## Start Available records
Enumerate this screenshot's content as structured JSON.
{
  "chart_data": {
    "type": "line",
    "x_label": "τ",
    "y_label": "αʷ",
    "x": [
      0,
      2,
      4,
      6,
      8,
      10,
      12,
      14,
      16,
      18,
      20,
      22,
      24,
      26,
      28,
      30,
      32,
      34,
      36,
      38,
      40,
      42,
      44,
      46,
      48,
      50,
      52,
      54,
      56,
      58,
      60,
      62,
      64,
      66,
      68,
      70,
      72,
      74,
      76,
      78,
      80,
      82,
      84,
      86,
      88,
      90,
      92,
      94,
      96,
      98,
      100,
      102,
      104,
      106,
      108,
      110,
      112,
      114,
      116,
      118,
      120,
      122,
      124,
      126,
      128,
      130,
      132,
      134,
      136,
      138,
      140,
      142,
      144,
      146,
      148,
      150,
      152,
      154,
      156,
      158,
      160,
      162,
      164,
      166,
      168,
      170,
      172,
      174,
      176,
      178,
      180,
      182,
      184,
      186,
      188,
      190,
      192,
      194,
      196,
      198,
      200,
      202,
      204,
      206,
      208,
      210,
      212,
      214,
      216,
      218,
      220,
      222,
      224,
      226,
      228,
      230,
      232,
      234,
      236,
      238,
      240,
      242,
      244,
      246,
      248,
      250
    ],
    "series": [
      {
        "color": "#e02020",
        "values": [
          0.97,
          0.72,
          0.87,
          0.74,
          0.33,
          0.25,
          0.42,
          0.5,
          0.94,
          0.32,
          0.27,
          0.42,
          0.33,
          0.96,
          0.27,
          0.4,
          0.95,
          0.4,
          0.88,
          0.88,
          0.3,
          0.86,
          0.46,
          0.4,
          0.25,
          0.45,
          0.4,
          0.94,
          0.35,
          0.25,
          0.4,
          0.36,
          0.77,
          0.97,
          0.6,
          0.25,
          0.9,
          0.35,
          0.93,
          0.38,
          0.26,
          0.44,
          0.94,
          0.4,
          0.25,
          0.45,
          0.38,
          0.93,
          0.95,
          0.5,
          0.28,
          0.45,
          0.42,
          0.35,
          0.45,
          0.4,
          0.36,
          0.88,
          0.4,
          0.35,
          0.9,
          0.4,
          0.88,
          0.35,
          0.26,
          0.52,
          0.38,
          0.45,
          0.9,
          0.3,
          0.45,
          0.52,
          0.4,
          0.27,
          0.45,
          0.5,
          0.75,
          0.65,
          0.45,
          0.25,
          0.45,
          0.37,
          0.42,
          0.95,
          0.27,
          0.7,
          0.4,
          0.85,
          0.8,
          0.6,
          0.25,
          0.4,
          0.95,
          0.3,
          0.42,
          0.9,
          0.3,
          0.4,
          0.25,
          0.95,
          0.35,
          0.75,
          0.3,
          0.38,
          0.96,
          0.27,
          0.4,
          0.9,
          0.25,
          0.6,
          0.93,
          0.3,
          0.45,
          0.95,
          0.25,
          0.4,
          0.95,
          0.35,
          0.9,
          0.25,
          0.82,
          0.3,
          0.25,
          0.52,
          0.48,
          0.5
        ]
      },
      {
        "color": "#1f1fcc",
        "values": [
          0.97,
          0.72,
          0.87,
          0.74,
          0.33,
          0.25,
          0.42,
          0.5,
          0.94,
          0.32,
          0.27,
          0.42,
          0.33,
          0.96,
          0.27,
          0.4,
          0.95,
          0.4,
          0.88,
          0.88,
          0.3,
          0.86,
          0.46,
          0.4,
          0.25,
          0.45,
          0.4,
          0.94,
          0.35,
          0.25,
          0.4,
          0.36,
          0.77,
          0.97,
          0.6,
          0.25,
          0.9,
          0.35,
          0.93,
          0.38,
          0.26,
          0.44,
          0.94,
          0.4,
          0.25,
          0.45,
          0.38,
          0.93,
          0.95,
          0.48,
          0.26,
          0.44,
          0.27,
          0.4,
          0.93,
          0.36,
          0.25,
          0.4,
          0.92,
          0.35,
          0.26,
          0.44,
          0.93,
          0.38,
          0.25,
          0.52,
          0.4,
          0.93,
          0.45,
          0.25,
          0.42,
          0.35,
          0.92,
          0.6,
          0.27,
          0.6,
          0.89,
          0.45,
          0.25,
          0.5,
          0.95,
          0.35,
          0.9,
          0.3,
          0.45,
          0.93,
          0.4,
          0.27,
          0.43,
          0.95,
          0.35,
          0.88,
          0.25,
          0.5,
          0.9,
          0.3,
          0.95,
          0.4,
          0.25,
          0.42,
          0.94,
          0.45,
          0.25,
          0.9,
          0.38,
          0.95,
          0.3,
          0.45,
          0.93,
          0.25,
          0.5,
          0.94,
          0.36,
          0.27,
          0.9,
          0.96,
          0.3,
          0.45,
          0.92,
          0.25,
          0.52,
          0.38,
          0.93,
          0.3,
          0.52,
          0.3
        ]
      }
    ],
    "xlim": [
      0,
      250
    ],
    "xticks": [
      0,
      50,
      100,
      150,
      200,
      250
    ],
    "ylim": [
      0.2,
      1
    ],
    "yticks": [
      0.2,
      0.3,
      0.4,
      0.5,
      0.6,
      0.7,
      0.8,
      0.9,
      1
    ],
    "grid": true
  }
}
## End Available records
● **Exercise instructions**:
Return the listing above in its exact form.

● **Task solution**:
Enumerate this screenshot's content as structured JSON.
{
  "chart_data": {
    "type": "line",
    "x_label": "τ",
    "y_label": "αʷ",
    "x": [
      0,
      2,
      4,
      6,
      8,
      10,
      12,
      14,
      16,
      18,
      20,
      22,
      24,
      26,
      28,
      30,
      32,
      34,
      36,
      38,
      40,
      42,
      44,
      46,
      48,
      50,
      52,
      54,
      56,
      58,
      60,
      62,
      64,
      66,
      68,
      70,
      72,
      74,
      76,
      78,
      80,
      82,
      84,
      86,
      88,
      90,
      92,
      94,
      96,
      98,
      100,
      102,
      104,
      106,
      108,
      110,
      112,
      114,
      116,
      118,
      120,
      122,
      124,
      126,
      128,
      130,
      132,
      134,
      136,
      138,
      140,
      142,
      144,
      146,
      148,
      150,
      152,
      154,
      156,
      158,
      160,
      162,
      164,
      166,
      168,
      170,
      172,
      174,
      176,
      178,
      180,
      182,
      184,
      186,
      188,
      190,
      192,
      194,
      196,
      198,
      200,
      202,
      204,
      206,
      208,
      210,
      212,
      214,
      216,
      218,
      220,
      222,
      224,
      226,
      228,
      230,
      232,
      234,
      236,
      238,
      240,
      242,
      244,
      246,
      248,
      250
    ],
    "series": [
      {
        "color": "#e02020",
        "values": [
          0.97,
          0.72,
          0.87,
          0.74,
          0.33,
          0.25,
          0.42,
          0.5,
          0.94,
          0.32,
          0.27,
          0.42,
          0.33,
          0.96,
          0.27,
          0.4,
          0.95,
          0.4,
          0.88,
          0.88,
          0.3,
          0.86,
          0.46,
          0.4,
          0.25,
          0.45,
          0.4,
          0.94,
          0.35,
          0.25,
          0.4,
          0.36,
          0.77,
          0.97,
          0.6,
          0.25,
          0.9,
          0.35,
          0.93,
          0.38,
          0.26,
          0.44,
          0.94,
          0.4,
          0.25,
          0.45,
          0.38,
          0.93,
          0.95,
          0.5,
          0.28,
          0.45,
          0.42,
          0.35,
          0.45,
          0.4,
          0.36,
          0.88,
          0.4,
          0.35,
          0.9,
          0.4,
          0.88,
          0.35,
          0.26,
          0.52,
          0.38,
          0.45,
          0.9,
          0.3,
          0.45,
          0.52,
          0.4,
          0.27,
          0.45,
          0.5,
          0.75,
          0.65,
          0.45,
          0.25,
          0.45,
          0.37,
          0.42,
          0.95,
          0.27,
          0.7,
          0.4,
          0.85,
          0.8,
          0.6,
          0.25,
          0.4,
          0.95,
          0.3,
          0.42,
          0.9,
          0.3,
          0.4,
          0.25,
          0.95,
          0.35,
          0.75,
          0.3,
          0.38,
          0.96,
          0.27,
          0.4,
          0.9,
          0.25,
          0.6,
          0.93,
          0.3,
          0.45,
          0.95,
          0.25,
          0.4,
          0.95,
          0.35,
          0.9,
          0.25,
          0.82,
          0.3,
          0.25,
          0.52,
          0.48,
          0.5
        ]
      },
      {
        "color": "#1f1fcc",
        "values": [
          0.97,
          0.72,
          0.87,
          0.74,
          0.33,
          0.25,
          0.42,
          0.5,
          0.94,
          0.32,
          0.27,
          0.42,
          0.33,
          0.96,
          0.27,
          0.4,
          0.95,
          0.4,
          0.88,
          0.88,
          0.3,
          0.86,
          0.46,
          0.4,
          0.25,
          0.45,
          0.4,
          0.94,
          0.35,
          0.25,
          0.4,
          0.36,
          0.77,
          0.97,
          0.6,
          0.25,
          0.9,
          0.35,
          0.93,
          0.38,
          0.26,
          0.44,
          0.94,
          0.4,
          0.25,
          0.45,
          0.38,
          0.93,
          0.95,
          0.48,
          0.26,
          0.44,
          0.27,
          0.4,
          0.93,
          0.36,
          0.25,
          0.4,
          0.92,
          0.35,
          0.26,
          0.44,
          0.93,
          0.38,
          0.25,
          0.52,
          0.4,
          0.93,
          0.45,
          0.25,
          0.42,
          0.35,
          0.92,
          0.6,
          0.27,
          0.6,
          0.89,
          0.45,
          0.25,
          0.5,
          0.95,
          0.35,
          0.9,
          0.3,
          0.45,
          0.93,
          0.4,
          0.27,
          0.43,
          0.95,
          0.35,
          0.88,
          0.25,
          0.5,
          0.9,
          0.3,
          0.95,
          0.4,
          0.25,
          0.42,
          0.94,
          0.45,
          0.25,
          0.9,
          0.38,
          0.95,
          0.3,
          0.45,
          0.93,
          0.25,
          0.5,
          0.94,
          0.36,
          0.27,
          0.9,
          0.96,
          0.3,
          0.45,
          0.92,
          0.25,
          0.52,
          0.38,
          0.93,
          0.3,
          0.52,
          0.3
        ]
      }
    ],
    "xlim": [
      0,
      250
    ],
    "xticks": [
      0,
      50,
      100,
      150,
      200,
      250
    ],
    "ylim": [
      0.2,
      1
    ],
    "yticks": [
      0.2,
      0.3,
      0.4,
      0.5,
      0.6,
      0.7,
      0.8,
      0.9,
      1
    ],
    "grid": true
  }
}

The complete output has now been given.